'''

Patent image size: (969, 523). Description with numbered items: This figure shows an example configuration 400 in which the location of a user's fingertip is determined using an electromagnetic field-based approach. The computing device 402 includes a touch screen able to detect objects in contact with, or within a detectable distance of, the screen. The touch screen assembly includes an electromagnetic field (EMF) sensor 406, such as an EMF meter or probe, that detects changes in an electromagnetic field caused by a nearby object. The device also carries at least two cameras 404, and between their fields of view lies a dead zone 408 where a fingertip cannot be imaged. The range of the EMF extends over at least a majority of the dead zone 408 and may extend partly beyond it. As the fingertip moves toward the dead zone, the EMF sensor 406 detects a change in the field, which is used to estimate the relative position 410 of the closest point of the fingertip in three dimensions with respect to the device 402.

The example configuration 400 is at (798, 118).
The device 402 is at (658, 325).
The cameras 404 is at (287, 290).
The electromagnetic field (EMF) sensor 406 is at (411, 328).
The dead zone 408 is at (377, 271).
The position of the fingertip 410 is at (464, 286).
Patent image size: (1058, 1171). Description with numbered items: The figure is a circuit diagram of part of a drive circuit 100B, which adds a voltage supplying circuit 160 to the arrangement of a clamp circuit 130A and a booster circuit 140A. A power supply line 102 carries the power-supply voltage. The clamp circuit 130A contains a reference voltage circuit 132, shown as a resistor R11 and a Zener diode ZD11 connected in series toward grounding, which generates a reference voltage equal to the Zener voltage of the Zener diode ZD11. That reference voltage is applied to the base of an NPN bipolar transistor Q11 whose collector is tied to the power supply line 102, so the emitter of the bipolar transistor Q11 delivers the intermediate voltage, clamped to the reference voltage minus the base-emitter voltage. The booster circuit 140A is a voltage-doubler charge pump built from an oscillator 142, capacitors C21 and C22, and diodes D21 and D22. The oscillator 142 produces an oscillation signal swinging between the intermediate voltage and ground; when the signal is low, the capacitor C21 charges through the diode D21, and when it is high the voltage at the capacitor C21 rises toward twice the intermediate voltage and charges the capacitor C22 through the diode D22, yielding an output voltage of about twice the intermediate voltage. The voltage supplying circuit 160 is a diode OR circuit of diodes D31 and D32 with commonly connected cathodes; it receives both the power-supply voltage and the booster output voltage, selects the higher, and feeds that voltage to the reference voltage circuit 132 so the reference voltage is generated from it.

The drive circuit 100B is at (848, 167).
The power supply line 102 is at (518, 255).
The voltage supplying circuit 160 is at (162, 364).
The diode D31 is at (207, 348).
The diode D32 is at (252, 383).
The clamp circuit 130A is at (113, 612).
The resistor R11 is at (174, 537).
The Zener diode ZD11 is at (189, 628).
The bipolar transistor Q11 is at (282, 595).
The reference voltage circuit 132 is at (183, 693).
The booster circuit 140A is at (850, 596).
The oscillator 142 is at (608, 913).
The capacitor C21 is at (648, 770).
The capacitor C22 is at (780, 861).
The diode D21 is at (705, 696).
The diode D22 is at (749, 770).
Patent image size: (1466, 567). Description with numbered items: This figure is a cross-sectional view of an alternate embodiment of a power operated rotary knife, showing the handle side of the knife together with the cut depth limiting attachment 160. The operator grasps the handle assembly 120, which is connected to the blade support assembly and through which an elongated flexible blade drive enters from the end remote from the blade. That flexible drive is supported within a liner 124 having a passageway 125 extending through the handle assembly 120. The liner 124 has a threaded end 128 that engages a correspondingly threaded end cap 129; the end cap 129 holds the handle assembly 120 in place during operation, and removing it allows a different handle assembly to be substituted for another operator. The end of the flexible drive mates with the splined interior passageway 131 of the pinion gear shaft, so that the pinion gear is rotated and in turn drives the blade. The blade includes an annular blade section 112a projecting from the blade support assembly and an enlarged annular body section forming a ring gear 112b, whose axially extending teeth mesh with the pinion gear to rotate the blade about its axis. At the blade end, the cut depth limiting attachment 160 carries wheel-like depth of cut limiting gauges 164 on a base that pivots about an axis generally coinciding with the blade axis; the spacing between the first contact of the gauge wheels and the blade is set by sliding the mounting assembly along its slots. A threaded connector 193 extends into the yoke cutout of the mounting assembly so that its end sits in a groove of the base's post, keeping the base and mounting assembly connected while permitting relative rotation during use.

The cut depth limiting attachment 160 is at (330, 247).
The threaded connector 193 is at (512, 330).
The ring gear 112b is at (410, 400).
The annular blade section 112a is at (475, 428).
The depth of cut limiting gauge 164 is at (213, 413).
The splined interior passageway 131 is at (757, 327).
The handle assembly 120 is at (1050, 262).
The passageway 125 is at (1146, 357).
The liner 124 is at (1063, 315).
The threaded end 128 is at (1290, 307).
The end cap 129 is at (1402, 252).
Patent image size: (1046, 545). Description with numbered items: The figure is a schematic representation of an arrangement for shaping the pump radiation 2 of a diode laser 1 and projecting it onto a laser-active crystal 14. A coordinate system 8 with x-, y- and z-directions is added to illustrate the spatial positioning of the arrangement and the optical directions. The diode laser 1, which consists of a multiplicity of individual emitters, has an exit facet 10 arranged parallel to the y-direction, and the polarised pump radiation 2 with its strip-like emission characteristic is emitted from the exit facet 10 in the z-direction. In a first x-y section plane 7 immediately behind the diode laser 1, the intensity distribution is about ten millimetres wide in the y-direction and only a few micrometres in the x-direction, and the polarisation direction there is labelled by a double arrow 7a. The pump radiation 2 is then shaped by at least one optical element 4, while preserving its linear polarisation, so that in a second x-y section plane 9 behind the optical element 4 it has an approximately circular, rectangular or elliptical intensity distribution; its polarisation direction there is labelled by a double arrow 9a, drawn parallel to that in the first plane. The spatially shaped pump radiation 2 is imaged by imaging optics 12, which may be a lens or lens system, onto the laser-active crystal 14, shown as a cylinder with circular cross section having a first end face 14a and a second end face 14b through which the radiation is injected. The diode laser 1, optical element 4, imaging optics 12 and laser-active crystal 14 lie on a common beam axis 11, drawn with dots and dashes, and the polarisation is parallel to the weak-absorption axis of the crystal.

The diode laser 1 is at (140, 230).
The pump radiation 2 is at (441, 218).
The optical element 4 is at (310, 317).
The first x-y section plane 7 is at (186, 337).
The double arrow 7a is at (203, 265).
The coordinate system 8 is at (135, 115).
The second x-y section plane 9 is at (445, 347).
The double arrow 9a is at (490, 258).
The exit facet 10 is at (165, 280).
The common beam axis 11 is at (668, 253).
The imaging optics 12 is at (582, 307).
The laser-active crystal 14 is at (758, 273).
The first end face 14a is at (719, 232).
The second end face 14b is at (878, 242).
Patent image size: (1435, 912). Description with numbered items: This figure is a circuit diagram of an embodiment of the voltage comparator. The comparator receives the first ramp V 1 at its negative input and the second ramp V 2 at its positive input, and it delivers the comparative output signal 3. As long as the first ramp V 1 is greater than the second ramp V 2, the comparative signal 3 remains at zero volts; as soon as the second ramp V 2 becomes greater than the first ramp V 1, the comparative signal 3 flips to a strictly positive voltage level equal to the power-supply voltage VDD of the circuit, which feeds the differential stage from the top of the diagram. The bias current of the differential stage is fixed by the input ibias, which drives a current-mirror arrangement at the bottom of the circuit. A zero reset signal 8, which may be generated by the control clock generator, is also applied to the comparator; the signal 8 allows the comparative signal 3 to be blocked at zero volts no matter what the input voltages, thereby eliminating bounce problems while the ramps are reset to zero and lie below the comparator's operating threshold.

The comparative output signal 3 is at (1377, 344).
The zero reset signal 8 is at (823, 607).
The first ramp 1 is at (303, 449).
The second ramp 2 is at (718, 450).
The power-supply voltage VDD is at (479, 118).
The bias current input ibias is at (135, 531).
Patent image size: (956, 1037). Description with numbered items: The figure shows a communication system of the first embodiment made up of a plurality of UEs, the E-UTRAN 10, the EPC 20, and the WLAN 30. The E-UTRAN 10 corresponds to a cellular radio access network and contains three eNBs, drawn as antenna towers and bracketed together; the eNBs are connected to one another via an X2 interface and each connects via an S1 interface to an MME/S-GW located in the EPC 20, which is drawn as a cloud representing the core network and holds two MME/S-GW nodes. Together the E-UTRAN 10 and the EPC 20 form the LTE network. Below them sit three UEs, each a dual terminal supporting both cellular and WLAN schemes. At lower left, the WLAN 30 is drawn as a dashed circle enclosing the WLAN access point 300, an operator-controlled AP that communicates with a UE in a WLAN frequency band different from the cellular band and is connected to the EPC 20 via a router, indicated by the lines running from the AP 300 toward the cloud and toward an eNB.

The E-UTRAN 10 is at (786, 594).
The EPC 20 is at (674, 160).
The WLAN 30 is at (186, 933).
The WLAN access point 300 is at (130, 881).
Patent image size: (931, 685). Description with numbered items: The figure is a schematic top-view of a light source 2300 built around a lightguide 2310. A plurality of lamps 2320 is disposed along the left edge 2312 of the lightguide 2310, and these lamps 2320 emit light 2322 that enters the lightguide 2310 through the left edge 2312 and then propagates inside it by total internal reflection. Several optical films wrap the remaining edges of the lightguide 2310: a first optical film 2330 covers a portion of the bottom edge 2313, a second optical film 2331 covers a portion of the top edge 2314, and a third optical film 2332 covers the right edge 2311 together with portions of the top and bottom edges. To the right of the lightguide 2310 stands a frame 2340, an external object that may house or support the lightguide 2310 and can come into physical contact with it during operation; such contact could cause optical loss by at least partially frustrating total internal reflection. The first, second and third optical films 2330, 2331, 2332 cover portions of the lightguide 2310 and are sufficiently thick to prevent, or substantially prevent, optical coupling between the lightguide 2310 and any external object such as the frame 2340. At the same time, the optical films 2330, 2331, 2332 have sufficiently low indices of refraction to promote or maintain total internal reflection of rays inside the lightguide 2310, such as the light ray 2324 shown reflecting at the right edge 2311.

'''

AIM:
Collect every row above that contains the string "bias" and copy each of those rows in full. Treat uppercase and lowercase letters as distinct.

THE SOLUTION:
Patent image size: (1435, 912). Description with numbered items: This figure is a circuit diagram of an embodiment of the voltage comparator. The comparator receives the first ramp V 1 at its negative input and the second ramp V 2 at its positive input, and it delivers the comparative output signal 3. As long as the first ramp V 1 is greater than the second ramp V 2, the comparative signal 3 remains at zero volts; as soon as the second ramp V 2 becomes greater than the first ramp V 1, the comparative signal 3 flips to a strictly positive voltage level equal to the power-supply voltage VDD of the circuit, which feeds the differential stage from the top of the diagram. The bias current of the differential stage is fixed by the input ibias, which drives a current-mirror arrangement at the bottom of the circuit. A zero reset signal 8, which may be generated by the control clock generator, is also applied to the comparator; the signal 8 allows the comparative signal 3 to be blocked at zero volts no matter what the input voltages, thereby eliminating bounce problems while the ramps are reset to zero and lie below the comparator's operating threshold.
The bias current input ibias is at (135, 531).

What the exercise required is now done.